> **What is required**
Which lines in the records below contain the word "JSON"? Copy each one out.

> **Records for this exercise**
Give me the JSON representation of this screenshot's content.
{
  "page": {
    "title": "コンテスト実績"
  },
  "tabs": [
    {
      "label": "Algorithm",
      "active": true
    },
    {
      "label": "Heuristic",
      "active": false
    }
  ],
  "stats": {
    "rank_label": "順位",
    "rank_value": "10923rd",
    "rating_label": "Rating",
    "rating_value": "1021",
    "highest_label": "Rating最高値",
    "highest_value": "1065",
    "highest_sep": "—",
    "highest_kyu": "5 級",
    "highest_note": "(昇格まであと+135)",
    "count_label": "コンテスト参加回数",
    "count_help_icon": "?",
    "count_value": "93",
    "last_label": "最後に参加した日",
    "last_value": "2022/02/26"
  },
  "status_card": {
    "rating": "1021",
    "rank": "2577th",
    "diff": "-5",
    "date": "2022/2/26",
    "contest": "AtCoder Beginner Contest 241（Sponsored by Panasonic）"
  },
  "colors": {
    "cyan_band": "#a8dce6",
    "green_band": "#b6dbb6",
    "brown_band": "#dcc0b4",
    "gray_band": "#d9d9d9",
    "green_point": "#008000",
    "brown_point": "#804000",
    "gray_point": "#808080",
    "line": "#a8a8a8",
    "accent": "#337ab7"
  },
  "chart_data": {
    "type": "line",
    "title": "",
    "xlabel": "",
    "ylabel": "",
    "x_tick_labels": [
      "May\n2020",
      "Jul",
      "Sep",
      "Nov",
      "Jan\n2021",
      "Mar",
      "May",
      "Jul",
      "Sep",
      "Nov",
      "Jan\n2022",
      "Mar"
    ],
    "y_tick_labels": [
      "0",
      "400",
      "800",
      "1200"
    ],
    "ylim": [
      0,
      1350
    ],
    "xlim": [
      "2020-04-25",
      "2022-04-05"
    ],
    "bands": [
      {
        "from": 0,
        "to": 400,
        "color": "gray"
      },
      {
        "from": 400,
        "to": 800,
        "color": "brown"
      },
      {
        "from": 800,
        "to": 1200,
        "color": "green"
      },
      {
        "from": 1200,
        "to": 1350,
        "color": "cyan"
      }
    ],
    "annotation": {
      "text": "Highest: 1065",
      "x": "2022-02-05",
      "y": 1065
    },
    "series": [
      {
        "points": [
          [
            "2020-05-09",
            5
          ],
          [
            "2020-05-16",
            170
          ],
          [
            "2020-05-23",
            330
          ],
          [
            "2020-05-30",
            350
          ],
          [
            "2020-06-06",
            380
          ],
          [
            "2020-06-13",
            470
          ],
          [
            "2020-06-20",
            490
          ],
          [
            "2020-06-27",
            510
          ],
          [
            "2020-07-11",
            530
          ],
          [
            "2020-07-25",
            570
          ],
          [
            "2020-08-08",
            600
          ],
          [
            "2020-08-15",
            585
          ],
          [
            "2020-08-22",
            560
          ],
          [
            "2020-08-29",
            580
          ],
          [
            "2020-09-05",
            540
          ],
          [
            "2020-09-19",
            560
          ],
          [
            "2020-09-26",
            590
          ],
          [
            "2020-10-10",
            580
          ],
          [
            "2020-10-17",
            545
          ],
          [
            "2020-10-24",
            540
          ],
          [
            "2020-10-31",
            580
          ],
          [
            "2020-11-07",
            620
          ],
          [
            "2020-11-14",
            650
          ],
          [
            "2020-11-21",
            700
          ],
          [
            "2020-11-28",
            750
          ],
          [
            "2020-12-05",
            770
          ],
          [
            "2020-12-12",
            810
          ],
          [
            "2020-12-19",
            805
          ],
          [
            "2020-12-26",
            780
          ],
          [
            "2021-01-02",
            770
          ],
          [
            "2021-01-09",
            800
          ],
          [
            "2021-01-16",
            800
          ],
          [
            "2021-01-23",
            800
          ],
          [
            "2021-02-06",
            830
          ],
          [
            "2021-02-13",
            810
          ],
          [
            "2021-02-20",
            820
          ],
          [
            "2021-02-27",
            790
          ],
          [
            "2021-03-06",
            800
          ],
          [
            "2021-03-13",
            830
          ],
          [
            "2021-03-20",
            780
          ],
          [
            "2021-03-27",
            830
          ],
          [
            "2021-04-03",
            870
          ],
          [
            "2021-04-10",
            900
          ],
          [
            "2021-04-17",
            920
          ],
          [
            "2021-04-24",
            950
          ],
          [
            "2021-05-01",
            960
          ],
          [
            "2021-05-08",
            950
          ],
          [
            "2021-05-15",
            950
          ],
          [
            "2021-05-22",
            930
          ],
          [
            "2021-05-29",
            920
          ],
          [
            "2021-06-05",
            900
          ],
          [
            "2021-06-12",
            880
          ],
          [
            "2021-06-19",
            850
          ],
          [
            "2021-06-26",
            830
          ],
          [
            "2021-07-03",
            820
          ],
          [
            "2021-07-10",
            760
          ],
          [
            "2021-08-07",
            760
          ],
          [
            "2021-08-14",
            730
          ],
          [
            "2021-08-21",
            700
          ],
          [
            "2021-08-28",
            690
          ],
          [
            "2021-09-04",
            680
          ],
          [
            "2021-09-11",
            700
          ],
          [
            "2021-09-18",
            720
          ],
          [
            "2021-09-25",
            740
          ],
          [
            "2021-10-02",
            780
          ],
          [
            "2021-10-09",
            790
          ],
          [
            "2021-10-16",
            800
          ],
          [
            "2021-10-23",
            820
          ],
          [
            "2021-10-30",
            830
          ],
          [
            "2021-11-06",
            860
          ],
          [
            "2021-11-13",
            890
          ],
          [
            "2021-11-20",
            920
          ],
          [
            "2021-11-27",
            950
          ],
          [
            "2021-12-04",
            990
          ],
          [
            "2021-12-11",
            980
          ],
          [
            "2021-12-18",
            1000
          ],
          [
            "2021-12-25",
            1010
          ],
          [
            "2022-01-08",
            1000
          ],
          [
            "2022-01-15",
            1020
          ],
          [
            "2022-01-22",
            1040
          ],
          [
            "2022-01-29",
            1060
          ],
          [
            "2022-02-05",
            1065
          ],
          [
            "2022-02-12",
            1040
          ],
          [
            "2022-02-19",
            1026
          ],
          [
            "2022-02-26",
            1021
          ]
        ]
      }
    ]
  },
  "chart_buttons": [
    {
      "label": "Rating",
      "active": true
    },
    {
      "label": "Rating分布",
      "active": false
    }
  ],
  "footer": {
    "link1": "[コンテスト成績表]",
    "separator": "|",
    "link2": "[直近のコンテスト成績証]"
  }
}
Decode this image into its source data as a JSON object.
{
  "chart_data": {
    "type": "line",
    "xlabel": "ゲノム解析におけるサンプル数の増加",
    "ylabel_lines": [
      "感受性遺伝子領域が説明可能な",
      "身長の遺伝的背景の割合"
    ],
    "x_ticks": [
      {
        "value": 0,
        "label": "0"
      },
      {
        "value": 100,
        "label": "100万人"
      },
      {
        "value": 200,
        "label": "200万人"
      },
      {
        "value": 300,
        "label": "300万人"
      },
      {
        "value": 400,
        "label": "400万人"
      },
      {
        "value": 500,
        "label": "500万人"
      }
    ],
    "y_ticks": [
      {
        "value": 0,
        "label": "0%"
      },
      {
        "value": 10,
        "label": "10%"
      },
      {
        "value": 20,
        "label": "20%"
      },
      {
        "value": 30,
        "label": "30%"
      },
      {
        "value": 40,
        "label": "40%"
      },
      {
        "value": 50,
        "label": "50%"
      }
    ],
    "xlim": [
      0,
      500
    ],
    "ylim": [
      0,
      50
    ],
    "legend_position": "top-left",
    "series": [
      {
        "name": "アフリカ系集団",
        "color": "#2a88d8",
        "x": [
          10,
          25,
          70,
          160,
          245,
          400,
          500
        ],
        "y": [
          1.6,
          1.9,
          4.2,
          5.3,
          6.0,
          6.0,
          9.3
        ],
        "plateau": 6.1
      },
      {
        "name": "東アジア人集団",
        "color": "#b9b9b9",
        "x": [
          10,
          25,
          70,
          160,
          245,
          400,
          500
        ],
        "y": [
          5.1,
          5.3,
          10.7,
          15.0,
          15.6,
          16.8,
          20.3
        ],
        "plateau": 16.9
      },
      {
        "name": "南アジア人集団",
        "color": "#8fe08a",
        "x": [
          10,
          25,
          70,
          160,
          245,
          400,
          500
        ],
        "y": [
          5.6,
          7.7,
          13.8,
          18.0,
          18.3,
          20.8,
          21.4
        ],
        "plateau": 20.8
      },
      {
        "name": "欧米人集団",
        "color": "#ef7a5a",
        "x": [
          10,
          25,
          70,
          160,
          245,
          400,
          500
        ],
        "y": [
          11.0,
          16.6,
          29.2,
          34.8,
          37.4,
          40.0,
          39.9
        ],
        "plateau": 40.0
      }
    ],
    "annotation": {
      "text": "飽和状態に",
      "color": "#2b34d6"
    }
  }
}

> **Output for this exercise**
Give me the JSON representation of this screenshot's content.
Decode this image into its source data as a JSON object.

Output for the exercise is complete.